Check each line for the string "bias" and give only the count of lines that have it.

BEGIN

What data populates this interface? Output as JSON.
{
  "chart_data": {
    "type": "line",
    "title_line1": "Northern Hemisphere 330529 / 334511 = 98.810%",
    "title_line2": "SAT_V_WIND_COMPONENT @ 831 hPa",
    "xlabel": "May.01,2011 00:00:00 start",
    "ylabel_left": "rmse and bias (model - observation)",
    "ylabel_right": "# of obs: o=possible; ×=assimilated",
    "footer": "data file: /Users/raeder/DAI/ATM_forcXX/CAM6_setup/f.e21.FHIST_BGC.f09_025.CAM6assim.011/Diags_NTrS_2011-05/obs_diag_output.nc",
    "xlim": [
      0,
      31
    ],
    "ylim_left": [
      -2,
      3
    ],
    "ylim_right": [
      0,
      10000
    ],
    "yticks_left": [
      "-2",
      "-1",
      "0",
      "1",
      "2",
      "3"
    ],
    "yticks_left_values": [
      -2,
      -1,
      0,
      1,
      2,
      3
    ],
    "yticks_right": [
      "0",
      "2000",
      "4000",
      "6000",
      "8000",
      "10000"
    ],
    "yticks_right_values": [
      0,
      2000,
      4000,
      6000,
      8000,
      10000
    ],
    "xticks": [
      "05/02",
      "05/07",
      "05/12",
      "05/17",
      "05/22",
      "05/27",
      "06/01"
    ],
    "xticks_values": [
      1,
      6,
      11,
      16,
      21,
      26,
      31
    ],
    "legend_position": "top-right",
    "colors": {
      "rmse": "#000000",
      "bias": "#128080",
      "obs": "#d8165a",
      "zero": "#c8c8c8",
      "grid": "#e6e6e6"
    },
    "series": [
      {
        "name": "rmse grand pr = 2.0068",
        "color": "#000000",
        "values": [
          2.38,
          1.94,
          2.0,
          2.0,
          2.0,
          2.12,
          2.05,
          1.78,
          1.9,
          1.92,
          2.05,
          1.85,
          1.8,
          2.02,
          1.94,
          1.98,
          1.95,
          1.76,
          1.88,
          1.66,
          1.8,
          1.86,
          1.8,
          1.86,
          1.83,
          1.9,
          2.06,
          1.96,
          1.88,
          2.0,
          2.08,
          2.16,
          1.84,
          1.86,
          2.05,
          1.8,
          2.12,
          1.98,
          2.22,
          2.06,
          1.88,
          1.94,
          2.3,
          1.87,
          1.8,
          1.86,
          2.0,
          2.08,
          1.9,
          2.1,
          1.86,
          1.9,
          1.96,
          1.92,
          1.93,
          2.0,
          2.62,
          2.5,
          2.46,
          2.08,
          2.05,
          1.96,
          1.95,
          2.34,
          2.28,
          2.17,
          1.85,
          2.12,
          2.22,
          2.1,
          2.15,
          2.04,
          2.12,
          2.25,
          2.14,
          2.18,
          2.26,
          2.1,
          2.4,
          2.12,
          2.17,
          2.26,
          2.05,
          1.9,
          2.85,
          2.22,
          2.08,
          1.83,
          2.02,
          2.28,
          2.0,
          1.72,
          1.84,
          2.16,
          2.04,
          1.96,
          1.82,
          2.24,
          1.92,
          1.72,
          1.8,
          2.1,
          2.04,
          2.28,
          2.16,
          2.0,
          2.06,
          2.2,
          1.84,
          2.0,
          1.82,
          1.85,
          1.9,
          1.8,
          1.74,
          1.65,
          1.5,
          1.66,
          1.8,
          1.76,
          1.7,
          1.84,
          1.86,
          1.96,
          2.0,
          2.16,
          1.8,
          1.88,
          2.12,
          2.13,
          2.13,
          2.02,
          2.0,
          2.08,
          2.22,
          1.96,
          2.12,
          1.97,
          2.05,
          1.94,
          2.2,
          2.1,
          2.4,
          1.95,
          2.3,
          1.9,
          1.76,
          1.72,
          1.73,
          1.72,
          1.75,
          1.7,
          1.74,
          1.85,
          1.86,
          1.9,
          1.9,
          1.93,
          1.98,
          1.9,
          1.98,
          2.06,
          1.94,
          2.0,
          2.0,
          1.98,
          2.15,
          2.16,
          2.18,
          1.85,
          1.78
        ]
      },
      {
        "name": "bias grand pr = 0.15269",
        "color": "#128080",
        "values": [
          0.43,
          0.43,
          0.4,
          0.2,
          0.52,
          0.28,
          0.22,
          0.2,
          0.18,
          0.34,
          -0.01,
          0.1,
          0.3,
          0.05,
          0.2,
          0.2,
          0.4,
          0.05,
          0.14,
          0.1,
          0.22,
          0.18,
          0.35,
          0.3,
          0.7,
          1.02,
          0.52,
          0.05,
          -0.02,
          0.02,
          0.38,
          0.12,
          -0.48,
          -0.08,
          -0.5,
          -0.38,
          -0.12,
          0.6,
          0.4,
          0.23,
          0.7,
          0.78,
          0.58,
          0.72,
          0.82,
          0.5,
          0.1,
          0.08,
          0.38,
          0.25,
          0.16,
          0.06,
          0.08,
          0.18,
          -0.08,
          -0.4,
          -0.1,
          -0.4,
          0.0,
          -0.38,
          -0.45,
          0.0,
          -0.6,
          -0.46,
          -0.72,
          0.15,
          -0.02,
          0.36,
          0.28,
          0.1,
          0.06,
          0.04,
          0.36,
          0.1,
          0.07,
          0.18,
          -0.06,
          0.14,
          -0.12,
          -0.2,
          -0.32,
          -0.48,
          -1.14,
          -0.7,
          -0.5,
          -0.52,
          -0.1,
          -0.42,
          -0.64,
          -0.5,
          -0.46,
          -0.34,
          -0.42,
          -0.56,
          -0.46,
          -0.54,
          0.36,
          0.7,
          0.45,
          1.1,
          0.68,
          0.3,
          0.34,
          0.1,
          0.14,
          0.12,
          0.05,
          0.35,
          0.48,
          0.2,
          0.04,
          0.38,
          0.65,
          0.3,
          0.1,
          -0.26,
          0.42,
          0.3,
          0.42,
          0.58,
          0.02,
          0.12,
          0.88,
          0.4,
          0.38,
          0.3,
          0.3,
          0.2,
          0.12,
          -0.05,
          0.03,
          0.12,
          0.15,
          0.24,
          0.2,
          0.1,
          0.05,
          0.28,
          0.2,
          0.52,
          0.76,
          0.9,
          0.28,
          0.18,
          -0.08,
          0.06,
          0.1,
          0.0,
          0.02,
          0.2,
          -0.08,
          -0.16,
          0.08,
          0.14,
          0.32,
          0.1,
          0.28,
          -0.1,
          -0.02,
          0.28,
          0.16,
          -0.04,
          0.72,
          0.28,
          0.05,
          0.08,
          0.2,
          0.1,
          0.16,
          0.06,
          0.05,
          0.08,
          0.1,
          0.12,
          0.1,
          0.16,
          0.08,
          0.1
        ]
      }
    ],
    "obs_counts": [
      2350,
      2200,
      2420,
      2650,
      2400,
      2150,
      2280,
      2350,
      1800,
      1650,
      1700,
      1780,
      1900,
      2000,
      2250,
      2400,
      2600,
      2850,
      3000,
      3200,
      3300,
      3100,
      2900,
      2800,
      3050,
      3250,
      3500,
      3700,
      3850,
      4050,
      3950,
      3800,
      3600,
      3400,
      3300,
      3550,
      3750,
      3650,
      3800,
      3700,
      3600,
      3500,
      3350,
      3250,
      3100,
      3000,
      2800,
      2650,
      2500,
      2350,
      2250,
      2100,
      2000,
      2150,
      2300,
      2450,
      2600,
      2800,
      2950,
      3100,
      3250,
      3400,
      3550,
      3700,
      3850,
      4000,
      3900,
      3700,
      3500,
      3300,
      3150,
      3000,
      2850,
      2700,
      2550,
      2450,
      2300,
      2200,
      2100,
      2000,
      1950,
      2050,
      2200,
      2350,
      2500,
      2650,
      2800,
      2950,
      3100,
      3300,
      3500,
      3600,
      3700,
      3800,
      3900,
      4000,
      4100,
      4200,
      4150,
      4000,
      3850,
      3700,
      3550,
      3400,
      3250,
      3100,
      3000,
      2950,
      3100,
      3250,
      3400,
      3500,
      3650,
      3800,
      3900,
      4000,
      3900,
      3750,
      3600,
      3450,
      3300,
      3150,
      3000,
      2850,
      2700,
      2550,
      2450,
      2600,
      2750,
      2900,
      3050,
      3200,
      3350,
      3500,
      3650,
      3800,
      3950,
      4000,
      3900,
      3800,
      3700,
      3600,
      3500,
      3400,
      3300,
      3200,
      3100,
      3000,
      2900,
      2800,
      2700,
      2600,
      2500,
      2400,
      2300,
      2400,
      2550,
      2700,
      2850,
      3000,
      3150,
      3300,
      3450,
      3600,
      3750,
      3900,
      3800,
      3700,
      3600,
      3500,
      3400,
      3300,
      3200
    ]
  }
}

END

#### Complete output
3